* Do this
Reproduce the lines of the records verbatim, beginning with the line that contains "237, 657, 275]" and ending with the line that contains "floorplan-specs: 2 BR", including both of those lines.

(Annotated region listings)
%%

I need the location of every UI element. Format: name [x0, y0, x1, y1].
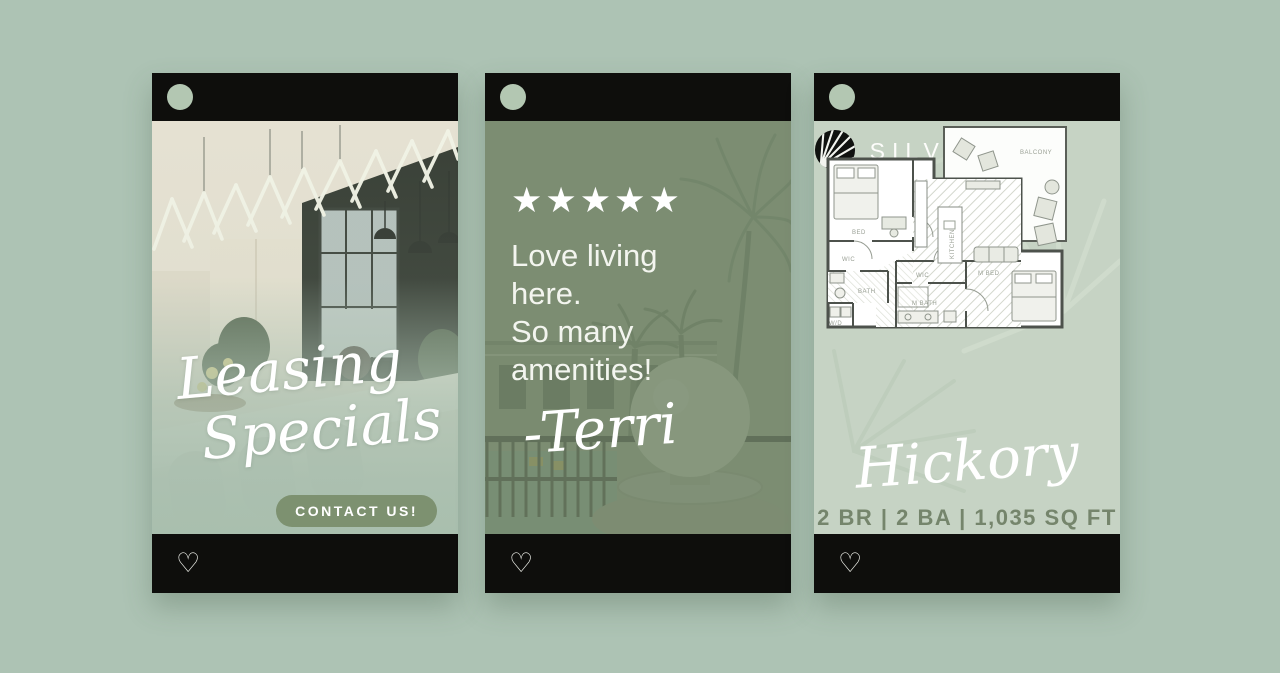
quote-line-1: Love living	[511, 237, 657, 275]
quote-line-3: So many	[511, 313, 657, 351]
post-footer-bar: ♡	[814, 534, 1120, 593]
instagram-post-leasing: Leasing Specials CONTACT US! ♡	[152, 73, 458, 593]
room-label: WIC	[916, 273, 929, 279]
instagram-post-floorplan: SILVERSAW BALCONY	[814, 73, 1120, 593]
room-label: M BATH	[912, 301, 937, 307]
floorplan-image: BALCONY	[814, 121, 1076, 333]
post-header-bar	[152, 73, 458, 121]
room-label: BED	[852, 230, 866, 236]
quote-line-4: amenities!	[511, 351, 657, 389]
contact-us-button[interactable]: CONTACT US!	[276, 495, 437, 527]
room-label: BALCONY	[1020, 150, 1052, 156]
profile-avatar[interactable]	[829, 84, 855, 110]
five-star-rating: ★★★★★	[511, 181, 683, 221]
pool-courtyard-photo: ★★★★★ Love living here. So many amenitie…	[485, 121, 791, 534]
quote-line-2: here.	[511, 275, 657, 313]
room-label: WIC	[842, 257, 855, 263]
post-header-bar	[485, 73, 791, 121]
instagram-post-testimonial: ★★★★★ Love living here. So many amenitie…	[485, 73, 791, 593]
room-label: BATH	[858, 289, 876, 295]
like-heart-icon[interactable]: ♡	[176, 550, 200, 577]
post-headline: Leasing Specials	[152, 326, 458, 476]
like-heart-icon[interactable]: ♡	[509, 550, 533, 577]
profile-avatar[interactable]	[167, 84, 193, 110]
room-label: W/D	[829, 321, 842, 327]
design-background: Leasing Specials CONTACT US! ♡	[0, 0, 1280, 673]
post-footer-bar: ♡	[485, 534, 791, 593]
profile-avatar[interactable]	[500, 84, 526, 110]
like-heart-icon[interactable]: ♡	[838, 550, 862, 577]
testimonial-quote: Love living here. So many amenities!	[511, 237, 657, 389]
room-label: M BED	[978, 271, 1000, 277]
testimonial-signature: -Terri	[521, 392, 680, 468]
floorplan-panel: SILVERSAW BALCONY	[814, 121, 1120, 534]
floorplan-specs: 2 BR | 2 BA | 1,035 SQ FT	[814, 505, 1120, 531]
post-footer-bar: ♡	[152, 534, 458, 593]
post-header-bar	[814, 73, 1120, 121]
room-label: KITCHEN	[950, 229, 956, 259]
clubhouse-interior-photo: Leasing Specials CONTACT US!	[152, 121, 458, 534]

%%

* Full answer
quote-line-1: Love living	[511, 237, 657, 275]
quote-line-3: So many	[511, 313, 657, 351]
post-footer-bar: ♡	[814, 534, 1120, 593]
instagram-post-leasing: Leasing Specials CONTACT US! ♡	[152, 73, 458, 593]
room-label: WIC	[916, 273, 929, 279]
instagram-post-floorplan: SILVERSAW BALCONY	[814, 73, 1120, 593]
room-label: M BATH	[912, 301, 937, 307]
floorplan-image: BALCONY	[814, 121, 1076, 333]
post-header-bar	[152, 73, 458, 121]
room-label: BED	[852, 230, 866, 236]
quote-line-4: amenities!	[511, 351, 657, 389]
contact-us-button[interactable]: CONTACT US!	[276, 495, 437, 527]
room-label: BALCONY	[1020, 150, 1052, 156]
profile-avatar[interactable]	[829, 84, 855, 110]
five-star-rating: ★★★★★	[511, 181, 683, 221]
pool-courtyard-photo: ★★★★★ Love living here. So many amenitie…	[485, 121, 791, 534]
quote-line-2: here.	[511, 275, 657, 313]
room-label: WIC	[842, 257, 855, 263]
post-header-bar	[485, 73, 791, 121]
instagram-post-testimonial: ★★★★★ Love living here. So many amenitie…	[485, 73, 791, 593]
room-label: BATH	[858, 289, 876, 295]
like-heart-icon[interactable]: ♡	[176, 550, 200, 577]
post-headline: Leasing Specials	[152, 326, 458, 476]
like-heart-icon[interactable]: ♡	[509, 550, 533, 577]
profile-avatar[interactable]	[167, 84, 193, 110]
room-label: W/D	[829, 321, 842, 327]
design-background: Leasing Specials CONTACT US! ♡	[0, 0, 1280, 673]
post-footer-bar: ♡	[485, 534, 791, 593]
profile-avatar[interactable]	[500, 84, 526, 110]
like-heart-icon[interactable]: ♡	[838, 550, 862, 577]
testimonial-quote: Love living here. So many amenities!	[511, 237, 657, 389]
room-label: M BED	[978, 271, 1000, 277]
testimonial-signature: -Terri	[521, 392, 680, 468]
floorplan-panel: SILVERSAW BALCONY	[814, 121, 1120, 534]
floorplan-specs: 2 BR | 2 BA | 1,035 SQ FT	[814, 505, 1120, 531]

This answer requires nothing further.